» Data listing
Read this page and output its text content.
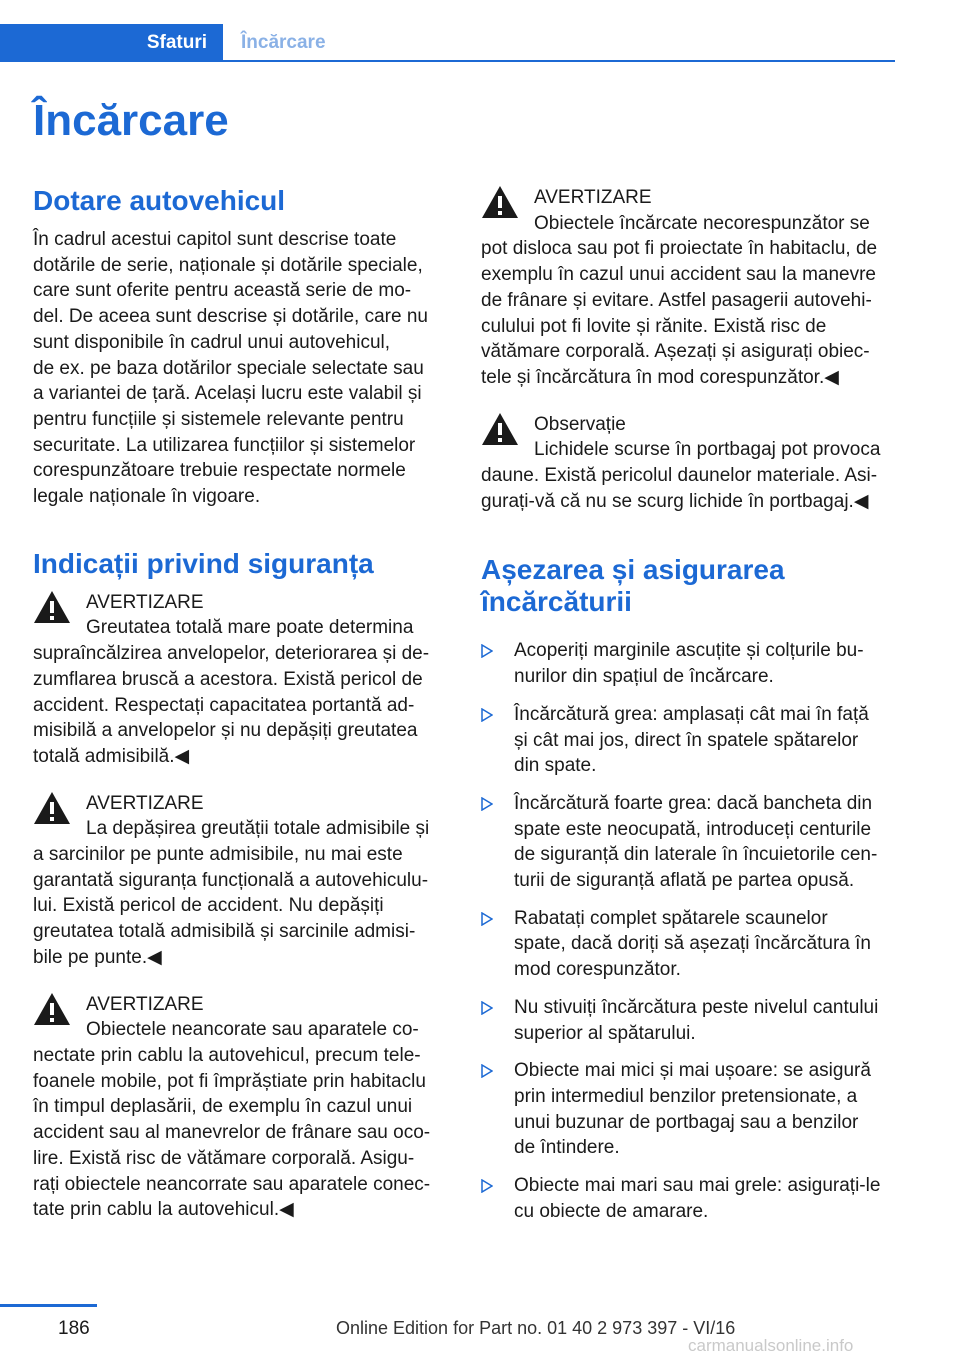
Sfaturi	Încărcare
Încărcare
Dotare autovehicul

În cadrul acestui capitol sunt descrise toate
dotările de serie, naționale și dotările speciale,
care sunt oferite pentru această serie de mo‐
del. De aceea sunt descrise și dotările, care nu
sunt disponibile în cadrul unui autovehicul,
de ex. pe baza dotărilor speciale selectate sau
a variantei de țară. Același lucru este valabil și
pentru funcțiile și sistemele relevante pentru
securitate. La utilizarea funcțiilor și sistemelor
corespunzătoare trebuie respectate normele
legale naționale în vigoare.

Indicații privind siguranța
AVERTIZARE
Greutatea totală mare poate determina
supraîncălzirea anvelopelor, deteriorarea și de‐
zumflarea bruscă a acestora. Există pericol de
accident. Respectați capacitatea portantă ad‐
misibilă a anvelopelor și nu depășiți greutatea
totală admisibilă.◀
AVERTIZARE
La depășirea greutății totale admisibile și
a sarcinilor pe punte admisibile, nu mai este
garantată siguranța funcțională a autovehiculu‐
lui. Există pericol de accident. Nu depășiți
greutatea totală admisibilă și sarcinile admisi‐
bile pe punte.◀
AVERTIZARE
Obiectele neancorate sau aparatele co‐
nectate prin cablu la autovehicul, precum tele‐
foanele mobile, pot fi împrăștiate prin habitaclu
în timpul deplasării, de exemplu în cazul unui
accident sau al manevrelor de frânare sau oco‐
lire. Există risc de vătămare corporală. Asigu‐
rați obiectele neancorrate sau aparatele conec‐
tate prin cablu la autovehicul.◀
AVERTIZARE
Obiectele încărcate necorespunzător se
pot disloca sau pot fi proiectate în habitaclu, de
exemplu în cazul unui accident sau la manevre
de frânare și evitare. Astfel pasagerii autovehi‐
culului pot fi lovite și rănite. Există risc de
vătămare corporală. Așezați și asigurați obiec‐
tele și încărcătura în mod corespunzător.◀
Observație
Lichidele scurse în portbagaj pot provoca
daune. Există pericolul daunelor materiale. Asi‐
gurați-vă că nu se scurg lichide în portbagaj.◀
Așezarea și asigurarea
încărcăturii
Acoperiți marginile ascuțite și colțurile bu‐
nurilor din spațiul de încărcare.
Încărcătură grea: amplasați cât mai în față
și cât mai jos, direct în spatele spătarelor
din spate.
Încărcătură foarte grea: dacă bancheta din
spate este neocupată, introduceți centurile
de siguranță din laterale în încuietorile cen‐
turii de siguranță aflată pe partea opusă.
Rabatați complet spătarele scaunelor
spate, dacă doriți să așezați încărcătura în
mod corespunzător.
Nu stivuiți încărcătura peste nivelul cantului
superior al spătarului.
Obiecte mai mici și mai ușoare: se asigură
prin intermediul benzilor pretensionate, a
unui buzunar de portbagaj sau a benzilor
de întindere.
Obiecte mai mari sau mai grele: asigurați-le
cu obiecte de amarare.
186	Online Edition for Part no. 01 40 2 973 397 - VI/16
carmanualsonline.info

» Written task
Reproduce all of the material above word for word. Omit the pictures.

» Output for this exercise
Read this page and output its text content.
Sfaturi	Încărcare
Încărcare
Dotare autovehicul

În cadrul acestui capitol sunt descrise toate
dotările de serie, naționale și dotările speciale,
care sunt oferite pentru această serie de mo‐
del. De aceea sunt descrise și dotările, care nu
sunt disponibile în cadrul unui autovehicul,
de ex. pe baza dotărilor speciale selectate sau
a variantei de țară. Același lucru este valabil și
pentru funcțiile și sistemele relevante pentru
securitate. La utilizarea funcțiilor și sistemelor
corespunzătoare trebuie respectate normele
legale naționale în vigoare.

Indicații privind siguranța
AVERTIZARE
Greutatea totală mare poate determina
supraîncălzirea anvelopelor, deteriorarea și de‐
zumflarea bruscă a acestora. Există pericol de
accident. Respectați capacitatea portantă ad‐
misibilă a anvelopelor și nu depășiți greutatea
totală admisibilă.◀
AVERTIZARE
La depășirea greutății totale admisibile și
a sarcinilor pe punte admisibile, nu mai este
garantată siguranța funcțională a autovehiculu‐
lui. Există pericol de accident. Nu depășiți
greutatea totală admisibilă și sarcinile admisi‐
bile pe punte.◀
AVERTIZARE
Obiectele neancorate sau aparatele co‐
nectate prin cablu la autovehicul, precum tele‐
foanele mobile, pot fi împrăștiate prin habitaclu
în timpul deplasării, de exemplu în cazul unui
accident sau al manevrelor de frânare sau oco‐
lire. Există risc de vătămare corporală. Asigu‐
rați obiectele neancorrate sau aparatele conec‐
tate prin cablu la autovehicul.◀
AVERTIZARE
Obiectele încărcate necorespunzător se
pot disloca sau pot fi proiectate în habitaclu, de
exemplu în cazul unui accident sau la manevre
de frânare și evitare. Astfel pasagerii autovehi‐
culului pot fi lovite și rănite. Există risc de
vătămare corporală. Așezați și asigurați obiec‐
tele și încărcătura în mod corespunzător.◀
Observație
Lichidele scurse în portbagaj pot provoca
daune. Există pericolul daunelor materiale. Asi‐
gurați-vă că nu se scurg lichide în portbagaj.◀
Așezarea și asigurarea
încărcăturii
Acoperiți marginile ascuțite și colțurile bu‐
nurilor din spațiul de încărcare.
Încărcătură grea: amplasați cât mai în față
și cât mai jos, direct în spatele spătarelor
din spate.
Încărcătură foarte grea: dacă bancheta din
spate este neocupată, introduceți centurile
de siguranță din laterale în încuietorile cen‐
turii de siguranță aflată pe partea opusă.
Rabatați complet spătarele scaunelor
spate, dacă doriți să așezați încărcătura în
mod corespunzător.
Nu stivuiți încărcătura peste nivelul cantului
superior al spătarului.
Obiecte mai mici și mai ușoare: se asigură
prin intermediul benzilor pretensionate, a
unui buzunar de portbagaj sau a benzilor
de întindere.
Obiecte mai mari sau mai grele: asigurați-le
cu obiecte de amarare.
186	Online Edition for Part no. 01 40 2 973 397 - VI/16
carmanualsonline.info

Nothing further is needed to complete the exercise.